- WHAT TO PRODUCE: Tally how many lines of these entries hold the string "Карты". Return the number alone.

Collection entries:
-*-
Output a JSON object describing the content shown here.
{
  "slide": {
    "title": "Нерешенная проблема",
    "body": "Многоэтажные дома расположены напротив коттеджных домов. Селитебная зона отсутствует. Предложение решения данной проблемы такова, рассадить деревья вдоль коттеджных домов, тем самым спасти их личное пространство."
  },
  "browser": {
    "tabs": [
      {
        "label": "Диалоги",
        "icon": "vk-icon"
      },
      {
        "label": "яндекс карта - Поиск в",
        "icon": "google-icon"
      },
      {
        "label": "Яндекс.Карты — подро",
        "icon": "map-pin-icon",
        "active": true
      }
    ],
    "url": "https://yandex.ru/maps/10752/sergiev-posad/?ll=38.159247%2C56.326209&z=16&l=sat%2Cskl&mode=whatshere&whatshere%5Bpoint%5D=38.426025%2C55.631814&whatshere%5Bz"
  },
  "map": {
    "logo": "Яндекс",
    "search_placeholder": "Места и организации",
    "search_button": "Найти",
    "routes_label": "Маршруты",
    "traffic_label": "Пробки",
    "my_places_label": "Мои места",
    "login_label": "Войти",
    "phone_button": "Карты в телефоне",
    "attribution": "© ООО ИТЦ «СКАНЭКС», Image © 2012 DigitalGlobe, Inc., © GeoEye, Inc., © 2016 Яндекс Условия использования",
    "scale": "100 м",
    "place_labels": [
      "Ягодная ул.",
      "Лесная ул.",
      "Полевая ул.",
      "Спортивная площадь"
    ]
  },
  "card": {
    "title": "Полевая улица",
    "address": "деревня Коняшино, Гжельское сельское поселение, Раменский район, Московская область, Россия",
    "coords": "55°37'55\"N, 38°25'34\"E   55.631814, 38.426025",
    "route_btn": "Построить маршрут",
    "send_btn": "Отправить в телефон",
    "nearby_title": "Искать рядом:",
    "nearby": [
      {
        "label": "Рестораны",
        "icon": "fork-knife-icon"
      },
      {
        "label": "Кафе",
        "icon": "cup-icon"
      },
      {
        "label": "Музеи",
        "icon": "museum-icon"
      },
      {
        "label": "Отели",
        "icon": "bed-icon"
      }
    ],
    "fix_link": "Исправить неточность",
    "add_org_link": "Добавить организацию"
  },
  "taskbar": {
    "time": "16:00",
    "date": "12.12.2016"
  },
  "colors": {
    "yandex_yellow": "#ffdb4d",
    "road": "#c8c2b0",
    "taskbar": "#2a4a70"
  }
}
-*-
- EXERCISE RESULT: 2